§ **Given task**
Please quote every line word for word.

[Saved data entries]
++++++

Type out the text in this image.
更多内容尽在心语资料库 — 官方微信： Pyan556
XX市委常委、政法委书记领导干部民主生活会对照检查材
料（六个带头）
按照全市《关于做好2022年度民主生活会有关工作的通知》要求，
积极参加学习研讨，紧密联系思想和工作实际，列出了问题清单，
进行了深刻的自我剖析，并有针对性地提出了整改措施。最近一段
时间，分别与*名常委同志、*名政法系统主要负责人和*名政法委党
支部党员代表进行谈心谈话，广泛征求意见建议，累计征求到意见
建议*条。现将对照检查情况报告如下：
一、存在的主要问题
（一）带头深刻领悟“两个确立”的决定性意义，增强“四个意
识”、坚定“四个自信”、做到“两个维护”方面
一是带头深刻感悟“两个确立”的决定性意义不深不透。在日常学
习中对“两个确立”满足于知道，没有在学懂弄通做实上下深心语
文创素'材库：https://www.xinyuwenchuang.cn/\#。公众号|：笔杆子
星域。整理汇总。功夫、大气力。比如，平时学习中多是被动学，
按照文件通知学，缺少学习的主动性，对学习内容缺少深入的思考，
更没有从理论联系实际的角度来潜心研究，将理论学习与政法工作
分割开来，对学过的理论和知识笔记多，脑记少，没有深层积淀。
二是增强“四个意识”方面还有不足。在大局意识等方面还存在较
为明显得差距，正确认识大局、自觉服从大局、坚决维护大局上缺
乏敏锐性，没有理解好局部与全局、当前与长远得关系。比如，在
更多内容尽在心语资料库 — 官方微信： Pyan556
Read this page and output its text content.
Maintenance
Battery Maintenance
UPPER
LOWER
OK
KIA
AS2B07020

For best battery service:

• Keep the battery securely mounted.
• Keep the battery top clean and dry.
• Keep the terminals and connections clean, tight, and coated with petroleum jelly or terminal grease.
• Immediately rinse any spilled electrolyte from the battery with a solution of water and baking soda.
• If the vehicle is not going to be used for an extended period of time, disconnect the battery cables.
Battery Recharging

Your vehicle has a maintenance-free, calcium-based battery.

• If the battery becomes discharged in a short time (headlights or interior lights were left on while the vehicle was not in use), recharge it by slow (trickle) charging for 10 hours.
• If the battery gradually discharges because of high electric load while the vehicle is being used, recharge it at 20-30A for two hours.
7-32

++++++

§ **Response to this task**
Type out the text in this image.
更多内容尽在心语资料库 — 官方微信： Pyan556
XX市委常委、政法委书记领导干部民主生活会对照检查材
料（六个带头）
按照全市《关于做好2022年度民主生活会有关工作的通知》要求，
积极参加学习研讨，紧密联系思想和工作实际，列出了问题清单，
进行了深刻的自我剖析，并有针对性地提出了整改措施。最近一段
时间，分别与*名常委同志、*名政法系统主要负责人和*名政法委党
支部党员代表进行谈心谈话，广泛征求意见建议，累计征求到意见
建议*条。现将对照检查情况报告如下：
一、存在的主要问题
（一）带头深刻领悟“两个确立”的决定性意义，增强“四个意
识”、坚定“四个自信”、做到“两个维护”方面
一是带头深刻感悟“两个确立”的决定性意义不深不透。在日常学
习中对“两个确立”满足于知道，没有在学懂弄通做实上下深心语
文创素'材库：https://www.xinyuwenchuang.cn/\#。公众号|：笔杆子
星域。整理汇总。功夫、大气力。比如，平时学习中多是被动学，
按照文件通知学，缺少学习的主动性，对学习内容缺少深入的思考，
更没有从理论联系实际的角度来潜心研究，将理论学习与政法工作
分割开来，对学过的理论和知识笔记多，脑记少，没有深层积淀。
二是增强“四个意识”方面还有不足。在大局意识等方面还存在较
为明显得差距，正确认识大局、自觉服从大局、坚决维护大局上缺
乏敏锐性，没有理解好局部与全局、当前与长远得关系。比如，在
更多内容尽在心语资料库 — 官方微信： Pyan556
Read this page and output its text content.
Maintenance
Battery Maintenance
UPPER
LOWER
OK
KIA
AS2B07020

For best battery service:

• Keep the battery securely mounted.
• Keep the battery top clean and dry.
• Keep the terminals and connections clean, tight, and coated with petroleum jelly or terminal grease.
• Immediately rinse any spilled electrolyte from the battery with a solution of water and baking soda.
• If the vehicle is not going to be used for an extended period of time, disconnect the battery cables.
Battery Recharging

Your vehicle has a maintenance-free, calcium-based battery.

• If the battery becomes discharged in a short time (headlights or interior lights were left on while the vehicle was not in use), recharge it by slow (trickle) charging for 10 hours.
• If the battery gradually discharges because of high electric load while the vehicle is being used, recharge it at 20-30A for two hours.
7-32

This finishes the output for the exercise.